Convert the part that opens with the line containing "List each element" and closes with the line containing "playlist-cover[interactable]: Pitchfork 80s最佳专辑" into a two-column CSV headed instruction and output, with one CSV line per row. Put the row's text and its answer each in a single quoted field, turn line breaks into spaces, and leave the pictures out.

■ Data to use ■
-=-=-

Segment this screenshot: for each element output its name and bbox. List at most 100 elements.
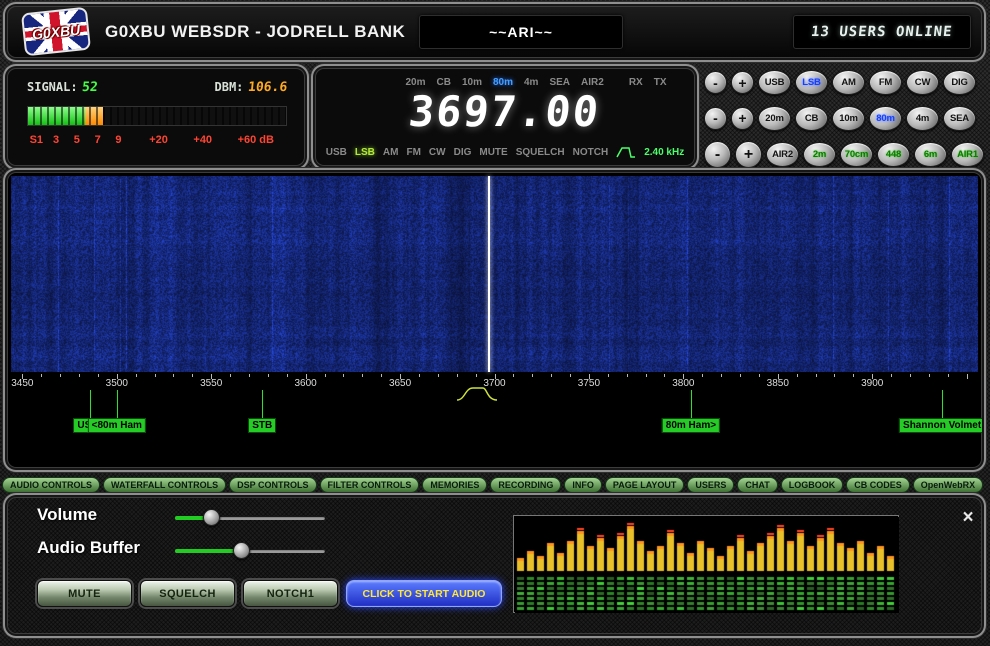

-=-=-

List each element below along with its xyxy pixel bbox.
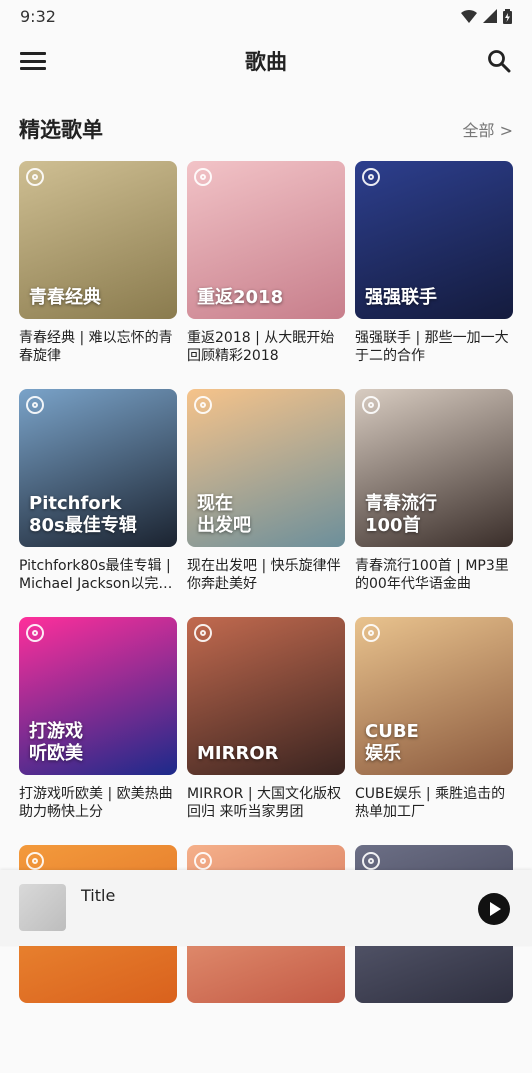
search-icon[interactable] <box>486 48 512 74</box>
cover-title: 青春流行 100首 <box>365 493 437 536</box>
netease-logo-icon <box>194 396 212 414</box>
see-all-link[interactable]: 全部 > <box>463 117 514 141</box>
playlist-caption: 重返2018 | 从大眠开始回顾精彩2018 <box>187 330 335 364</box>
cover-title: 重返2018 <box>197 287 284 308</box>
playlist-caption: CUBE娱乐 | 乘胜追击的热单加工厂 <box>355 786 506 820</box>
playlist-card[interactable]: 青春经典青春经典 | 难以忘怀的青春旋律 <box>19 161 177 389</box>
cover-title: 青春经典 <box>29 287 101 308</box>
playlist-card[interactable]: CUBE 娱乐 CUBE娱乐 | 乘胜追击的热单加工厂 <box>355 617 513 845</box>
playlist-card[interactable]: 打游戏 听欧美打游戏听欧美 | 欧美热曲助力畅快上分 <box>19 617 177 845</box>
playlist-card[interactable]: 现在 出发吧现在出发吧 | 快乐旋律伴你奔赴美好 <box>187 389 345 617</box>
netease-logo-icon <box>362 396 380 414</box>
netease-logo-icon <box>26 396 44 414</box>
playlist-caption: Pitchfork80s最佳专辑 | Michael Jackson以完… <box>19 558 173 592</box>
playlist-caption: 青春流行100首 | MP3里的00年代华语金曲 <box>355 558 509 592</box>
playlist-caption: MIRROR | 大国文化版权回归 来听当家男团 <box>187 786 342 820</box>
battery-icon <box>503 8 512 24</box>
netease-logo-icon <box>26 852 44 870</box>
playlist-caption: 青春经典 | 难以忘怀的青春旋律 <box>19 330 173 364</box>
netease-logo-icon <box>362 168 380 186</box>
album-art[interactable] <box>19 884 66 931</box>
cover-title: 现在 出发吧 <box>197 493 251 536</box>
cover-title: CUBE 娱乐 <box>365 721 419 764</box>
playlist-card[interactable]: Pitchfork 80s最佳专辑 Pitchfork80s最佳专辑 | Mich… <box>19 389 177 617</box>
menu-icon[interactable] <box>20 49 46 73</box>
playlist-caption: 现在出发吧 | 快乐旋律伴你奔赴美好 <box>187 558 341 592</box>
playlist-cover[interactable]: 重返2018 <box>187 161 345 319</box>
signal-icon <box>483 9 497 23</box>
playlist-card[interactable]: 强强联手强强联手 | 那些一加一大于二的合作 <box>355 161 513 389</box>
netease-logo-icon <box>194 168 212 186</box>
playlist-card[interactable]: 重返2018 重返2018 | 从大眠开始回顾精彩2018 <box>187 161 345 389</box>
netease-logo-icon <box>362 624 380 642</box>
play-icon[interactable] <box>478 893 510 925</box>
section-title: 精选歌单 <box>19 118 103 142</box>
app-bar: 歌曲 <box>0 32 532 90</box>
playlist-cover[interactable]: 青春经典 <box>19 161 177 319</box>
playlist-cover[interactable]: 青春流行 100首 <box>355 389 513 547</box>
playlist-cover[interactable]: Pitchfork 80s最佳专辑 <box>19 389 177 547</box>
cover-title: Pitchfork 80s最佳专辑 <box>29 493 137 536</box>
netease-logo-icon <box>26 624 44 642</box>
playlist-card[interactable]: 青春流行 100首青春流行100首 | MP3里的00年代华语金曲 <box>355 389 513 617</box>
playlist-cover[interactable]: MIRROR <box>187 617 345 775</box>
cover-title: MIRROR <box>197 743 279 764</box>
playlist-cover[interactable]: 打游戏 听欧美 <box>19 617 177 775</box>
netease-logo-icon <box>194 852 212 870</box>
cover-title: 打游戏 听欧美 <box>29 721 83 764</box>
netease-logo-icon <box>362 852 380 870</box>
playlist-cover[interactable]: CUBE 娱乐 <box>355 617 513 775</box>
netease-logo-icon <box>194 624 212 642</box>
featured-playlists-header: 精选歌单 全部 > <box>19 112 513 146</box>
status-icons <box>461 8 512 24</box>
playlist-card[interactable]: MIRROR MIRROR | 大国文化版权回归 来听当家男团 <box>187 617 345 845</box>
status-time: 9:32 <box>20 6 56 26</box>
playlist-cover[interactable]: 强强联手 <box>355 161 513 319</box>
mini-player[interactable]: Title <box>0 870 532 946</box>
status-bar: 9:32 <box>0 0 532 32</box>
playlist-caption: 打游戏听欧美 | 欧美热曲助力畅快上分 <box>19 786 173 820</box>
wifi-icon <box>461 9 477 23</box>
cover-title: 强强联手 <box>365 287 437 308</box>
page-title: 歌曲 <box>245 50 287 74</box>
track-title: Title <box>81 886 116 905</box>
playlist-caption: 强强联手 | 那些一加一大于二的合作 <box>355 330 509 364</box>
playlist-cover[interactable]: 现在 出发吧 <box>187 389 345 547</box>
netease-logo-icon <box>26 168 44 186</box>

-=-=-

■ Answer ■
instruction,output
"List each element below along with its xyxy pixel bbox.","search-icon[interactable] <box>486 48 512 74</box> cover-title: 青春流行 100首 <box>365 493 437 536</box> netease-logo-icon <box>194 396 212 414</box> see-all-link[interactable]: 全部 > <box>463 117 514 141</box> playlist-caption: 重返2018 | 从大眠开始回顾精彩2018 <box>187 330 335 364</box> cover-title: 重返2018 <box>197 287 284 308</box> playlist-caption: CUBE娱乐 | 乘胜追击的热单加工厂 <box>355 786 506 820</box> playlist-card[interactable]: 青春经典青春经典 | 难以忘怀的青春旋律 <box>19 161 177 389</box> cover-title: 青春经典 <box>29 287 101 308</box> playlist-card[interactable]: CUBE 娱乐 CUBE娱乐 | 乘胜追击的热单加工厂 <box>355 617 513 845</box> playlist-card[interactable]: 打游戏 听欧美打游戏听欧美 | 欧美热曲助力畅快上分 <box>19 617 177 845</box> playlist-card[interactable]: 现在 出发吧现在出发吧 | 快乐旋律伴你奔赴美好 <box>187 389 345 617</box> netease-logo-icon <box>362 396 380 414</box> netease-logo-icon <box>26 396 44 414</box> playlist-caption: Pitchfork80s最佳专辑 | Michael Jackson以完… <box>19 558 173 592</box> playlist-caption: 青春流行100首 | MP3里的00年代华语金曲 <box>355 558 509 592</box> playlist-caption: MIRROR | 大国文化版权回归 来听当家男团 <box>187 786 342 820</box> battery-icon <box>503 8 512 24</box> netease-logo-icon <box>26 852 44 870</box> playlist-caption: 青春经典 | 难以忘怀的青春旋律 <box>19 330 173 364</box> netease-logo-icon <box>362 168 380 186</box> album-art[interactable] <box>19 884 66 931</box> cover-title: 现在 出发吧 <box>197 493 251 536</box> cover-title: CUBE 娱乐 <box>365 721 419 764</box> playlist-card[interactable]: Pitchfork 80s最佳专辑 Pitchfork80s最佳专辑 | Mich… <box>19 389 177 617</box> menu-icon[interactable] <box>20 49 46 73</box> playlist-caption: 现在出发吧 | 快乐旋律伴你奔赴美好 <box>187 558 341 592</box> playlist-cover[interactable]: 重返2018 <box>187 161 345 319</box> signal-icon <box>483 9 497 23</box> playlist-card[interactable]: 强强联手强强联手 | 那些一加一大于二的合作 <box>355 161 513 389</box> netease-logo-icon <box>194 168 212 186</box> playlist-card[interactable]: 重返2018 重返2018 | 从大眠开始回顾精彩2018 <box>187 161 345 389</box> netease-logo-icon <box>362 624 380 642</box> play-icon[interactable] <box>478 893 510 925</box> section-title: 精选歌单 <box>19 118 103 142</box> app-bar: 歌曲 <box>0 32 532 90</box> playlist-cover[interactable]: 青春经典 <box>19 161 177 319</box> playlist-cover[interactable]: 青春流行 100首 <box>355 389 513 547</box> playlist-cover[interactable]: Pitchfork 80s最佳专辑 <box>19 389 177 547</box>"